:: Job ::
Extract each line of the data and write it out again exactly.

>> BEGIN Stored rows

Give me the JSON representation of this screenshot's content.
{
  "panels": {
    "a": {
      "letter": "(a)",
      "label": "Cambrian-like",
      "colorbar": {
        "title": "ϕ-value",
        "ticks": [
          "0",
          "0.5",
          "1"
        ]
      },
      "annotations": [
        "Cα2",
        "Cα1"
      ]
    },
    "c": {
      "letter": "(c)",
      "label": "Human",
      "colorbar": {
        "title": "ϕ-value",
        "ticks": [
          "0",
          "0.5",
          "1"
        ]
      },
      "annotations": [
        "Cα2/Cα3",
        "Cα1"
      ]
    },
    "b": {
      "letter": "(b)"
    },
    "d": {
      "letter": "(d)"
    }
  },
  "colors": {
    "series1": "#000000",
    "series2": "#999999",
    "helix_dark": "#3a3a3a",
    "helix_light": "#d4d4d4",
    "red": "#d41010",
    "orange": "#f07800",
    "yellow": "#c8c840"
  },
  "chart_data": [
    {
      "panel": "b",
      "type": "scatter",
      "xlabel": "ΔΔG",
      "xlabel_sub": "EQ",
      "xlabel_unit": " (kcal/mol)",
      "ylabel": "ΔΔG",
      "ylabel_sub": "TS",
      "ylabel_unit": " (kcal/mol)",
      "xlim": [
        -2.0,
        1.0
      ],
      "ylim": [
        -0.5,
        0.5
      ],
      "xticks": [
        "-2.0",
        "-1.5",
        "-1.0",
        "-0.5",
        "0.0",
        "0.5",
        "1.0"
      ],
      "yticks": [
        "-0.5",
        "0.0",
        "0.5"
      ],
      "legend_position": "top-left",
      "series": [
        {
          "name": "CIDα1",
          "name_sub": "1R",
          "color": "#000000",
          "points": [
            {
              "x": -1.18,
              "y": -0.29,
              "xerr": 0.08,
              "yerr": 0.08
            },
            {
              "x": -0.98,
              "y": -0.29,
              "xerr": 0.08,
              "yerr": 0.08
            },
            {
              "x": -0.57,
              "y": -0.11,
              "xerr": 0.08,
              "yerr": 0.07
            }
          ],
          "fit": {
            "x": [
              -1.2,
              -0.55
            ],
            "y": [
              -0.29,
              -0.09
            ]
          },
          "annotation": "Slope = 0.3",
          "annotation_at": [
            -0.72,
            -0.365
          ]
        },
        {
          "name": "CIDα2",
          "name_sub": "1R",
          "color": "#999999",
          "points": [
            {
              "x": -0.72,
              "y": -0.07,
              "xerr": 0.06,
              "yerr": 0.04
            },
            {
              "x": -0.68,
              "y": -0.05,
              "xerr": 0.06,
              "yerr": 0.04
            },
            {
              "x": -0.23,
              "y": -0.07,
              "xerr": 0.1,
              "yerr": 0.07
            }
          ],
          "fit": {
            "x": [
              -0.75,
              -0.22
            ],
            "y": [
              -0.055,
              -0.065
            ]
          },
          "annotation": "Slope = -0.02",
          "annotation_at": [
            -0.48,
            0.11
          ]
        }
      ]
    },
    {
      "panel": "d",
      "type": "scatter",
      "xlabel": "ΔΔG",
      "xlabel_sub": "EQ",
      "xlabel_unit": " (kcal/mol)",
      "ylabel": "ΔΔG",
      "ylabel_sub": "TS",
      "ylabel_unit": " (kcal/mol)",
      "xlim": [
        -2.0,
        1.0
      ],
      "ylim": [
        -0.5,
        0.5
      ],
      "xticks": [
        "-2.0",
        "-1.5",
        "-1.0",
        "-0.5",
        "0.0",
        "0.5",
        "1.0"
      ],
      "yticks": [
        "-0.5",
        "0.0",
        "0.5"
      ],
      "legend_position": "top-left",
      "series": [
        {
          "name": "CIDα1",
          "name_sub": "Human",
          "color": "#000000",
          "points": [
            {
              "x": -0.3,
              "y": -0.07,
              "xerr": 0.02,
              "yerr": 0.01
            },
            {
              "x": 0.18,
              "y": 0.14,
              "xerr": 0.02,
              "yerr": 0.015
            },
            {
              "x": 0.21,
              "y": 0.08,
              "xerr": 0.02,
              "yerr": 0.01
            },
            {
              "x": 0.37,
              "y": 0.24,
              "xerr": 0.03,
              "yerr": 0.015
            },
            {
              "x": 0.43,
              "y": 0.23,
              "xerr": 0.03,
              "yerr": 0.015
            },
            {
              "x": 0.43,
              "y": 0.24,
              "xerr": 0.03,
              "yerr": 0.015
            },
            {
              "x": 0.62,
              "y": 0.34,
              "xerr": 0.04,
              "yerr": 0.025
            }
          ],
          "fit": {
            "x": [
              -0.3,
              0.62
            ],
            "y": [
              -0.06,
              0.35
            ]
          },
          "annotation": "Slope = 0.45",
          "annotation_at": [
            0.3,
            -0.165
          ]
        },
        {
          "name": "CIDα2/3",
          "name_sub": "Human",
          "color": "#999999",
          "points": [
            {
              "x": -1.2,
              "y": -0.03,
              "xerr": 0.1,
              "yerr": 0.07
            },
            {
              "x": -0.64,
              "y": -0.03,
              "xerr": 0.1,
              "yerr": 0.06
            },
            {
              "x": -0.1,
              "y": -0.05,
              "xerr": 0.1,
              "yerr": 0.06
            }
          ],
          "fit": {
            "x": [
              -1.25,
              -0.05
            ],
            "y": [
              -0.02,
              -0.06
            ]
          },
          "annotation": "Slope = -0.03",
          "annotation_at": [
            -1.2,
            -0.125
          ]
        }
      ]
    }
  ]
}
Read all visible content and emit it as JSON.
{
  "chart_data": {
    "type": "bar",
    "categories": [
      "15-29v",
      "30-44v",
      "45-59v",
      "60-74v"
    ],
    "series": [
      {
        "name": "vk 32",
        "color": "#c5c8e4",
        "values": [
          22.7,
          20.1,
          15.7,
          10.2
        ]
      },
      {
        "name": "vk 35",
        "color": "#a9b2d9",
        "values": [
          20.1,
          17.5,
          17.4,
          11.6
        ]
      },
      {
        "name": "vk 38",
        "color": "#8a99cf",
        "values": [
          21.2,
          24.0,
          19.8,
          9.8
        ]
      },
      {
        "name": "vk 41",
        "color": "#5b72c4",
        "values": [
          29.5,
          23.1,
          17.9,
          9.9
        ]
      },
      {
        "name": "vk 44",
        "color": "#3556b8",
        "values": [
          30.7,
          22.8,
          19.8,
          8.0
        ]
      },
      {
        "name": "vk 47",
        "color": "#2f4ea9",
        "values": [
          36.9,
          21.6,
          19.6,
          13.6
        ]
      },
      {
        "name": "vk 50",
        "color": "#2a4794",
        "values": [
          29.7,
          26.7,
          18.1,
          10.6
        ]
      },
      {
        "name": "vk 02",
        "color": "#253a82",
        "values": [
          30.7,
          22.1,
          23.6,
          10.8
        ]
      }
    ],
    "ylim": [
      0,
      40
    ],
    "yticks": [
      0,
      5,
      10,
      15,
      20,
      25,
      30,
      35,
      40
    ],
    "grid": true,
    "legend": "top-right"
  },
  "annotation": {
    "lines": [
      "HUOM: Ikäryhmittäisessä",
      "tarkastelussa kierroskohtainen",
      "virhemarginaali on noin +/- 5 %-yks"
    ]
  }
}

>> END Stored rows

:: Task answer ::
Give me the JSON representation of this screenshot's content.
{
  "panels": {
    "a": {
      "letter": "(a)",
      "label": "Cambrian-like",
      "colorbar": {
        "title": "ϕ-value",
        "ticks": [
          "0",
          "0.5",
          "1"
        ]
      },
      "annotations": [
        "Cα2",
        "Cα1"
      ]
    },
    "c": {
      "letter": "(c)",
      "label": "Human",
      "colorbar": {
        "title": "ϕ-value",
        "ticks": [
          "0",
          "0.5",
          "1"
        ]
      },
      "annotations": [
        "Cα2/Cα3",
        "Cα1"
      ]
    },
    "b": {
      "letter": "(b)"
    },
    "d": {
      "letter": "(d)"
    }
  },
  "colors": {
    "series1": "#000000",
    "series2": "#999999",
    "helix_dark": "#3a3a3a",
    "helix_light": "#d4d4d4",
    "red": "#d41010",
    "orange": "#f07800",
    "yellow": "#c8c840"
  },
  "chart_data": [
    {
      "panel": "b",
      "type": "scatter",
      "xlabel": "ΔΔG",
      "xlabel_sub": "EQ",
      "xlabel_unit": " (kcal/mol)",
      "ylabel": "ΔΔG",
      "ylabel_sub": "TS",
      "ylabel_unit": " (kcal/mol)",
      "xlim": [
        -2.0,
        1.0
      ],
      "ylim": [
        -0.5,
        0.5
      ],
      "xticks": [
        "-2.0",
        "-1.5",
        "-1.0",
        "-0.5",
        "0.0",
        "0.5",
        "1.0"
      ],
      "yticks": [
        "-0.5",
        "0.0",
        "0.5"
      ],
      "legend_position": "top-left",
      "series": [
        {
          "name": "CIDα1",
          "name_sub": "1R",
          "color": "#000000",
          "points": [
            {
              "x": -1.18,
              "y": -0.29,
              "xerr": 0.08,
              "yerr": 0.08
            },
            {
              "x": -0.98,
              "y": -0.29,
              "xerr": 0.08,
              "yerr": 0.08
            },
            {
              "x": -0.57,
              "y": -0.11,
              "xerr": 0.08,
              "yerr": 0.07
            }
          ],
          "fit": {
            "x": [
              -1.2,
              -0.55
            ],
            "y": [
              -0.29,
              -0.09
            ]
          },
          "annotation": "Slope = 0.3",
          "annotation_at": [
            -0.72,
            -0.365
          ]
        },
        {
          "name": "CIDα2",
          "name_sub": "1R",
          "color": "#999999",
          "points": [
            {
              "x": -0.72,
              "y": -0.07,
              "xerr": 0.06,
              "yerr": 0.04
            },
            {
              "x": -0.68,
              "y": -0.05,
              "xerr": 0.06,
              "yerr": 0.04
            },
            {
              "x": -0.23,
              "y": -0.07,
              "xerr": 0.1,
              "yerr": 0.07
            }
          ],
          "fit": {
            "x": [
              -0.75,
              -0.22
            ],
            "y": [
              -0.055,
              -0.065
            ]
          },
          "annotation": "Slope = -0.02",
          "annotation_at": [
            -0.48,
            0.11
          ]
        }
      ]
    },
    {
      "panel": "d",
      "type": "scatter",
      "xlabel": "ΔΔG",
      "xlabel_sub": "EQ",
      "xlabel_unit": " (kcal/mol)",
      "ylabel": "ΔΔG",
      "ylabel_sub": "TS",
      "ylabel_unit": " (kcal/mol)",
      "xlim": [
        -2.0,
        1.0
      ],
      "ylim": [
        -0.5,
        0.5
      ],
      "xticks": [
        "-2.0",
        "-1.5",
        "-1.0",
        "-0.5",
        "0.0",
        "0.5",
        "1.0"
      ],
      "yticks": [
        "-0.5",
        "0.0",
        "0.5"
      ],
      "legend_position": "top-left",
      "series": [
        {
          "name": "CIDα1",
          "name_sub": "Human",
          "color": "#000000",
          "points": [
            {
              "x": -0.3,
              "y": -0.07,
              "xerr": 0.02,
              "yerr": 0.01
            },
            {
              "x": 0.18,
              "y": 0.14,
              "xerr": 0.02,
              "yerr": 0.015
            },
            {
              "x": 0.21,
              "y": 0.08,
              "xerr": 0.02,
              "yerr": 0.01
            },
            {
              "x": 0.37,
              "y": 0.24,
              "xerr": 0.03,
              "yerr": 0.015
            },
            {
              "x": 0.43,
              "y": 0.23,
              "xerr": 0.03,
              "yerr": 0.015
            },
            {
              "x": 0.43,
              "y": 0.24,
              "xerr": 0.03,
              "yerr": 0.015
            },
            {
              "x": 0.62,
              "y": 0.34,
              "xerr": 0.04,
              "yerr": 0.025
            }
          ],
          "fit": {
            "x": [
              -0.3,
              0.62
            ],
            "y": [
              -0.06,
              0.35
            ]
          },
          "annotation": "Slope = 0.45",
          "annotation_at": [
            0.3,
            -0.165
          ]
        },
        {
          "name": "CIDα2/3",
          "name_sub": "Human",
          "color": "#999999",
          "points": [
            {
              "x": -1.2,
              "y": -0.03,
              "xerr": 0.1,
              "yerr": 0.07
            },
            {
              "x": -0.64,
              "y": -0.03,
              "xerr": 0.1,
              "yerr": 0.06
            },
            {
              "x": -0.1,
              "y": -0.05,
              "xerr": 0.1,
              "yerr": 0.06
            }
          ],
          "fit": {
            "x": [
              -1.25,
              -0.05
            ],
            "y": [
              -0.02,
              -0.06
            ]
          },
          "annotation": "Slope = -0.03",
          "annotation_at": [
            -1.2,
            -0.125
          ]
        }
      ]
    }
  ]
}
Read all visible content and emit it as JSON.
{
  "chart_data": {
    "type": "bar",
    "categories": [
      "15-29v",
      "30-44v",
      "45-59v",
      "60-74v"
    ],
    "series": [
      {
        "name": "vk 32",
        "color": "#c5c8e4",
        "values": [
          22.7,
          20.1,
          15.7,
          10.2
        ]
      },
      {
        "name": "vk 35",
        "color": "#a9b2d9",
        "values": [
          20.1,
          17.5,
          17.4,
          11.6
        ]
      },
      {
        "name": "vk 38",
        "color": "#8a99cf",
        "values": [
          21.2,
          24.0,
          19.8,
          9.8
        ]
      },
      {
        "name": "vk 41",
        "color": "#5b72c4",
        "values": [
          29.5,
          23.1,
          17.9,
          9.9
        ]
      },
      {
        "name": "vk 44",
        "color": "#3556b8",
        "values": [
          30.7,
          22.8,
          19.8,
          8.0
        ]
      },
      {
        "name": "vk 47",
        "color": "#2f4ea9",
        "values": [
          36.9,
          21.6,
          19.6,
          13.6
        ]
      },
      {
        "name": "vk 50",
        "color": "#2a4794",
        "values": [
          29.7,
          26.7,
          18.1,
          10.6
        ]
      },
      {
        "name": "vk 02",
        "color": "#253a82",
        "values": [
          30.7,
          22.1,
          23.6,
          10.8
        ]
      }
    ],
    "ylim": [
      0,
      40
    ],
    "yticks": [
      0,
      5,
      10,
      15,
      20,
      25,
      30,
      35,
      40
    ],
    "grid": true,
    "legend": "top-right"
  },
  "annotation": {
    "lines": [
      "HUOM: Ikäryhmittäisessä",
      "tarkastelussa kierroskohtainen",
      "virhemarginaali on noin +/- 5 %-yks"
    ]
  }
}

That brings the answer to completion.